**The input**

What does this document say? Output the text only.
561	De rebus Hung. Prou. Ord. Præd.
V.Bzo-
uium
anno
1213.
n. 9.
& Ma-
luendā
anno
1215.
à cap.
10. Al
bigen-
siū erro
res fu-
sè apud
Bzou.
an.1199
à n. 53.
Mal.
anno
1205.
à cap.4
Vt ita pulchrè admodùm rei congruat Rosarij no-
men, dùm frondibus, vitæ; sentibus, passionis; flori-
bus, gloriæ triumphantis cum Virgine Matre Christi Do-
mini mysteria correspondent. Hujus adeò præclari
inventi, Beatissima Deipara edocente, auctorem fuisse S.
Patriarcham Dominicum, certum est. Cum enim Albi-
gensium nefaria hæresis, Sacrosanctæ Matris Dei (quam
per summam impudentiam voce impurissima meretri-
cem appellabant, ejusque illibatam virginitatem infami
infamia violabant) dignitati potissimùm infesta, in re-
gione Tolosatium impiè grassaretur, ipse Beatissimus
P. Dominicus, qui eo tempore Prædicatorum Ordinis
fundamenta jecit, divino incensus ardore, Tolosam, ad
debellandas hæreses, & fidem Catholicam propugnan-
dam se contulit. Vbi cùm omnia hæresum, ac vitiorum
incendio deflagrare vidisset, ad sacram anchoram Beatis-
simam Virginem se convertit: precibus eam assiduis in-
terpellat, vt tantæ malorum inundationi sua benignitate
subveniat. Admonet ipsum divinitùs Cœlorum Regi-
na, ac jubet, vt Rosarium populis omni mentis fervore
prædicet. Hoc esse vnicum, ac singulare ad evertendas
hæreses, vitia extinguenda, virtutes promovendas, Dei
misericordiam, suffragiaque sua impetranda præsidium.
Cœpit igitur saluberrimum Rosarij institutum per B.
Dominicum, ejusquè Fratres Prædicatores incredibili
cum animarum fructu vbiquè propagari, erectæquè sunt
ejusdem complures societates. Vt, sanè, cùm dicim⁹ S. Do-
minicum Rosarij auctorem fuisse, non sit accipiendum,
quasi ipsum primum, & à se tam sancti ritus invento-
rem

**Brief**
Recopy all the lines exactly as they appear.

**Written reply**
What does this document say? Output the text only.
561	De rebus Hung. Prou. Ord. Præd.
V.Bzo-
uium
anno
1213.
n. 9.
& Ma-
luendā
anno
1215.
à cap.
10. Al
bigen-
siū erro
res fu-
sè apud
Bzou.
an.1199
à n. 53.
Mal.
anno
1205.
à cap.4
Vt ita pulchrè admodùm rei congruat Rosarij no-
men, dùm frondibus, vitæ; sentibus, passionis; flori-
bus, gloriæ triumphantis cum Virgine Matre Christi Do-
mini mysteria correspondent. Hujus adeò præclari
inventi, Beatissima Deipara edocente, auctorem fuisse S.
Patriarcham Dominicum, certum est. Cum enim Albi-
gensium nefaria hæresis, Sacrosanctæ Matris Dei (quam
per summam impudentiam voce impurissima meretri-
cem appellabant, ejusque illibatam virginitatem infami
infamia violabant) dignitati potissimùm infesta, in re-
gione Tolosatium impiè grassaretur, ipse Beatissimus
P. Dominicus, qui eo tempore Prædicatorum Ordinis
fundamenta jecit, divino incensus ardore, Tolosam, ad
debellandas hæreses, & fidem Catholicam propugnan-
dam se contulit. Vbi cùm omnia hæresum, ac vitiorum
incendio deflagrare vidisset, ad sacram anchoram Beatis-
simam Virginem se convertit: precibus eam assiduis in-
terpellat, vt tantæ malorum inundationi sua benignitate
subveniat. Admonet ipsum divinitùs Cœlorum Regi-
na, ac jubet, vt Rosarium populis omni mentis fervore
prædicet. Hoc esse vnicum, ac singulare ad evertendas
hæreses, vitia extinguenda, virtutes promovendas, Dei
misericordiam, suffragiaque sua impetranda præsidium.
Cœpit igitur saluberrimum Rosarij institutum per B.
Dominicum, ejusquè Fratres Prædicatores incredibili
cum animarum fructu vbiquè propagari, erectæquè sunt
ejusdem complures societates. Vt, sanè, cùm dicim⁹ S. Do-
minicum Rosarij auctorem fuisse, non sit accipiendum,
quasi ipsum primum, & à se tam sancti ritus invento-
rem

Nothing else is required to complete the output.